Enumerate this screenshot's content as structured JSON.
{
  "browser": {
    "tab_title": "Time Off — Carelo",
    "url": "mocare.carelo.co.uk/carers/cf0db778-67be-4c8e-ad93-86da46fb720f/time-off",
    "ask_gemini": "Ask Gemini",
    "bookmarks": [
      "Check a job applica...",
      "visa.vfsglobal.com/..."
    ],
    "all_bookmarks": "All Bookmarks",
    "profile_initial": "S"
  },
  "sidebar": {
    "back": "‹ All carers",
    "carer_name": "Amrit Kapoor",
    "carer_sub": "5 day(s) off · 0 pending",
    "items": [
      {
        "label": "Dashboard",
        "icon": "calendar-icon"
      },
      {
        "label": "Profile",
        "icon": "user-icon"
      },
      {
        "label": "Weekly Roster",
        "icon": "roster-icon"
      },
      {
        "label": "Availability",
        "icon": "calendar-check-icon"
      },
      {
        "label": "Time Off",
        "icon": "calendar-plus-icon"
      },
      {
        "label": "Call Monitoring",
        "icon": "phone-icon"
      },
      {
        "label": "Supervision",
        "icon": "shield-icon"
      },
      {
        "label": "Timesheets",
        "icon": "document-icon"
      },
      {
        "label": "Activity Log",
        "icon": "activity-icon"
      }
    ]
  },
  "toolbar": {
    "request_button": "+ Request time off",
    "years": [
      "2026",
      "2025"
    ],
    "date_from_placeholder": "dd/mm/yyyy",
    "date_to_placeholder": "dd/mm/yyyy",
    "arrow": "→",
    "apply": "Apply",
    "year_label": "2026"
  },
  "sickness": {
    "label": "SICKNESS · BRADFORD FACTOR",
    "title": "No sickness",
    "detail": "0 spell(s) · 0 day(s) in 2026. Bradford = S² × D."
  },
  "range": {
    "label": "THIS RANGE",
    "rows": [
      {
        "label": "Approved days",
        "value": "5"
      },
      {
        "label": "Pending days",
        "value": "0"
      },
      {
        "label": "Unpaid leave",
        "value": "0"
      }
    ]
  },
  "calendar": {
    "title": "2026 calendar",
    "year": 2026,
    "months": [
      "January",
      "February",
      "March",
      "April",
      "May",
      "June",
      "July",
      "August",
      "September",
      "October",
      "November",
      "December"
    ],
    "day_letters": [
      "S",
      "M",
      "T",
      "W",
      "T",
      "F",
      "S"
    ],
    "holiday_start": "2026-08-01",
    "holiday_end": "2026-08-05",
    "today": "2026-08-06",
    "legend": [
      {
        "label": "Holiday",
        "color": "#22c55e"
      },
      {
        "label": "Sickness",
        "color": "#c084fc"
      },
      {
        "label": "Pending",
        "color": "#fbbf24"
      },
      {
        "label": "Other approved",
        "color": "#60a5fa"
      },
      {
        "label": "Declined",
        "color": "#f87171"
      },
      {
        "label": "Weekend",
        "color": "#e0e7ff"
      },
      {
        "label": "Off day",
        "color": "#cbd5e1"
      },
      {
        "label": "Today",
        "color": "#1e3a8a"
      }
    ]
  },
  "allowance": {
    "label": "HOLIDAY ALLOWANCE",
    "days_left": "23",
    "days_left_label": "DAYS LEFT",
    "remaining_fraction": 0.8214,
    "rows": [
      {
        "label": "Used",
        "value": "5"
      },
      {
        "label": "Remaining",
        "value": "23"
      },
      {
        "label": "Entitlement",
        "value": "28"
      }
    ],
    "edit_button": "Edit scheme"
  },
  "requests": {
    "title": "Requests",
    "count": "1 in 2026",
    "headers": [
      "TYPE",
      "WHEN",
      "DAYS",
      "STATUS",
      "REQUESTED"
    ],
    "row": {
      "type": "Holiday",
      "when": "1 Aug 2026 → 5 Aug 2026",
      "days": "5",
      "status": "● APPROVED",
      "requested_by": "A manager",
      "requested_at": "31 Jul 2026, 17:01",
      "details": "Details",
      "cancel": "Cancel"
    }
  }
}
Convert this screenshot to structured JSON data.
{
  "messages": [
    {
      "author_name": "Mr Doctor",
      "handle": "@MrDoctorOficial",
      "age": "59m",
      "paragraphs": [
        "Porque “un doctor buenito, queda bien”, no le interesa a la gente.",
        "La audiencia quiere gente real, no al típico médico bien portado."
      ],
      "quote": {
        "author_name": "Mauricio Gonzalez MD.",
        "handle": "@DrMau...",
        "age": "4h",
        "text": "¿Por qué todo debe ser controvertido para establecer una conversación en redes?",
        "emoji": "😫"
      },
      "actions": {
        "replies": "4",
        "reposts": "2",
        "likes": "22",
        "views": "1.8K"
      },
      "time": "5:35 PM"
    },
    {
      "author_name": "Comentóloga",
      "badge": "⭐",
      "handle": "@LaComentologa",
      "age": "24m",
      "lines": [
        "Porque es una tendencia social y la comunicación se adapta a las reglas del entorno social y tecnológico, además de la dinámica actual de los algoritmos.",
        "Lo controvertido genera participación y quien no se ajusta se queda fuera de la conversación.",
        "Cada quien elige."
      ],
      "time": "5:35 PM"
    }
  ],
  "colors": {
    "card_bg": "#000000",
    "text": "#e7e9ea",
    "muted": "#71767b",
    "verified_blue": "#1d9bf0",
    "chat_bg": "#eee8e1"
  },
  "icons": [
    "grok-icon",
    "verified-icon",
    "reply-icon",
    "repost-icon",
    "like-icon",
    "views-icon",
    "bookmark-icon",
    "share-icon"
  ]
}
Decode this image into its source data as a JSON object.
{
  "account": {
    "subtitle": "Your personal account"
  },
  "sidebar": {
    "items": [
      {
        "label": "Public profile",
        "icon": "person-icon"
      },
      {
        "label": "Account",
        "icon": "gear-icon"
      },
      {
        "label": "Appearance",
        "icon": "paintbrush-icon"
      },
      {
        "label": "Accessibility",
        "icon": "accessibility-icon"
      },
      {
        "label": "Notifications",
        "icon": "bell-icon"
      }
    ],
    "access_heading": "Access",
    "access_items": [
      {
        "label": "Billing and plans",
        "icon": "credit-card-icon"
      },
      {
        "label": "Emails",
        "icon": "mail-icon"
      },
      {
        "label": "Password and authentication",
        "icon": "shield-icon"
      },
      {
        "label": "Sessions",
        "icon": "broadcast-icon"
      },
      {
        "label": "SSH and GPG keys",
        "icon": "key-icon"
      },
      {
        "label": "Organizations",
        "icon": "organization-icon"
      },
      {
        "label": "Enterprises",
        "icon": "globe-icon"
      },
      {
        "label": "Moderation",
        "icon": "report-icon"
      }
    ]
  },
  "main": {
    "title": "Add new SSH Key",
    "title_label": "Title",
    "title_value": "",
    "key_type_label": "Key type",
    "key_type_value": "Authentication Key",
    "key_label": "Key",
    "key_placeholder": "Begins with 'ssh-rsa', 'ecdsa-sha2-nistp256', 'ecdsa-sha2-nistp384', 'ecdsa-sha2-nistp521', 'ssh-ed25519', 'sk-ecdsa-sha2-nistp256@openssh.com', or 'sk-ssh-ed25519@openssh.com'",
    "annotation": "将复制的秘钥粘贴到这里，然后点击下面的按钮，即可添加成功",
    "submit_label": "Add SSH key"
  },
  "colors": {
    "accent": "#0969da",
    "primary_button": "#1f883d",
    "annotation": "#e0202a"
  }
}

· · · ·

_Written problem_. Above are the records. Identify each line that contains the word "data".

_Result for this exercise_.
Convert this screenshot to structured JSON data.
Decode this image into its source data as a JSON object.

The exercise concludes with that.